(TASK): Extract the full set of records that follows, word for word.

(DATASET ROWS):
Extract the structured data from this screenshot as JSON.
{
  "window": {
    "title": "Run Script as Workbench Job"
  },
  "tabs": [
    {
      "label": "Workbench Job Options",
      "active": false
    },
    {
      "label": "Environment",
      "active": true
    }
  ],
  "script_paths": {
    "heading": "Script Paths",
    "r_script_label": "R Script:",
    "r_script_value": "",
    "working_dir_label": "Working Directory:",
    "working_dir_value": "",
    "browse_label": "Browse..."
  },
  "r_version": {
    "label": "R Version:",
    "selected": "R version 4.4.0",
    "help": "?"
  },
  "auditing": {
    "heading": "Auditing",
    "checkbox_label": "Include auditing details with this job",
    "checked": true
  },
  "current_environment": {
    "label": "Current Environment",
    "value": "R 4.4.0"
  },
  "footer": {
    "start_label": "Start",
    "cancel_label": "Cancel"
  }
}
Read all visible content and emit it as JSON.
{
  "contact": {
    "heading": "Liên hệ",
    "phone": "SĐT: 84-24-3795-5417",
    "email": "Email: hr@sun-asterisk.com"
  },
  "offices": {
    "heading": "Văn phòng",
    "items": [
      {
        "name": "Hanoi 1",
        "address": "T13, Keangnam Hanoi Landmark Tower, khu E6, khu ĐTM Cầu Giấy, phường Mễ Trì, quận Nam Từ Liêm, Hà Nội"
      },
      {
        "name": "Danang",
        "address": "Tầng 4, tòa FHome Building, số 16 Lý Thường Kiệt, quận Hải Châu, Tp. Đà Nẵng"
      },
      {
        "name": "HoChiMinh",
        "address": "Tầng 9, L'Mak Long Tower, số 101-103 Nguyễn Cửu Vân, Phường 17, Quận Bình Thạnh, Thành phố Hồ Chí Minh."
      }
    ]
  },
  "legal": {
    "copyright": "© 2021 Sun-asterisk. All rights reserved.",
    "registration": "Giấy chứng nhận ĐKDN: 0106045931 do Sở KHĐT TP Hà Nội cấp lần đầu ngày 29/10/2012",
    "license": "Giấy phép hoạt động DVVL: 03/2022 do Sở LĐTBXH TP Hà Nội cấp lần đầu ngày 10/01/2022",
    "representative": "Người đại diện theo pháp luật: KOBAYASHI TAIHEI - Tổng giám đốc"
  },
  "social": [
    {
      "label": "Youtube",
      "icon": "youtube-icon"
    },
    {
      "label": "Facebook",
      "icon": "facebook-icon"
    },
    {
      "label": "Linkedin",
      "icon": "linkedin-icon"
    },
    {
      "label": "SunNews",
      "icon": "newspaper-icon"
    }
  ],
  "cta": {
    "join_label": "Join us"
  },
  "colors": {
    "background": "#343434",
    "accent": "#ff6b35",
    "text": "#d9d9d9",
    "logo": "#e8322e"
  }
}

(PROBLEM SOLUTION):
Extract the structured data from this screenshot as JSON.
{
  "window": {
    "title": "Run Script as Workbench Job"
  },
  "tabs": [
    {
      "label": "Workbench Job Options",
      "active": false
    },
    {
      "label": "Environment",
      "active": true
    }
  ],
  "script_paths": {
    "heading": "Script Paths",
    "r_script_label": "R Script:",
    "r_script_value": "",
    "working_dir_label": "Working Directory:",
    "working_dir_value": "",
    "browse_label": "Browse..."
  },
  "r_version": {
    "label": "R Version:",
    "selected": "R version 4.4.0",
    "help": "?"
  },
  "auditing": {
    "heading": "Auditing",
    "checkbox_label": "Include auditing details with this job",
    "checked": true
  },
  "current_environment": {
    "label": "Current Environment",
    "value": "R 4.4.0"
  },
  "footer": {
    "start_label": "Start",
    "cancel_label": "Cancel"
  }
}
Read all visible content and emit it as JSON.
{
  "contact": {
    "heading": "Liên hệ",
    "phone": "SĐT: 84-24-3795-5417",
    "email": "Email: hr@sun-asterisk.com"
  },
  "offices": {
    "heading": "Văn phòng",
    "items": [
      {
        "name": "Hanoi 1",
        "address": "T13, Keangnam Hanoi Landmark Tower, khu E6, khu ĐTM Cầu Giấy, phường Mễ Trì, quận Nam Từ Liêm, Hà Nội"
      },
      {
        "name": "Danang",
        "address": "Tầng 4, tòa FHome Building, số 16 Lý Thường Kiệt, quận Hải Châu, Tp. Đà Nẵng"
      },
      {
        "name": "HoChiMinh",
        "address": "Tầng 9, L'Mak Long Tower, số 101-103 Nguyễn Cửu Vân, Phường 17, Quận Bình Thạnh, Thành phố Hồ Chí Minh."
      }
    ]
  },
  "legal": {
    "copyright": "© 2021 Sun-asterisk. All rights reserved.",
    "registration": "Giấy chứng nhận ĐKDN: 0106045931 do Sở KHĐT TP Hà Nội cấp lần đầu ngày 29/10/2012",
    "license": "Giấy phép hoạt động DVVL: 03/2022 do Sở LĐTBXH TP Hà Nội cấp lần đầu ngày 10/01/2022",
    "representative": "Người đại diện theo pháp luật: KOBAYASHI TAIHEI - Tổng giám đốc"
  },
  "social": [
    {
      "label": "Youtube",
      "icon": "youtube-icon"
    },
    {
      "label": "Facebook",
      "icon": "facebook-icon"
    },
    {
      "label": "Linkedin",
      "icon": "linkedin-icon"
    },
    {
      "label": "SunNews",
      "icon": "newspaper-icon"
    }
  ],
  "cta": {
    "join_label": "Join us"
  },
  "colors": {
    "background": "#343434",
    "accent": "#ff6b35",
    "text": "#d9d9d9",
    "logo": "#e8322e"
  }
}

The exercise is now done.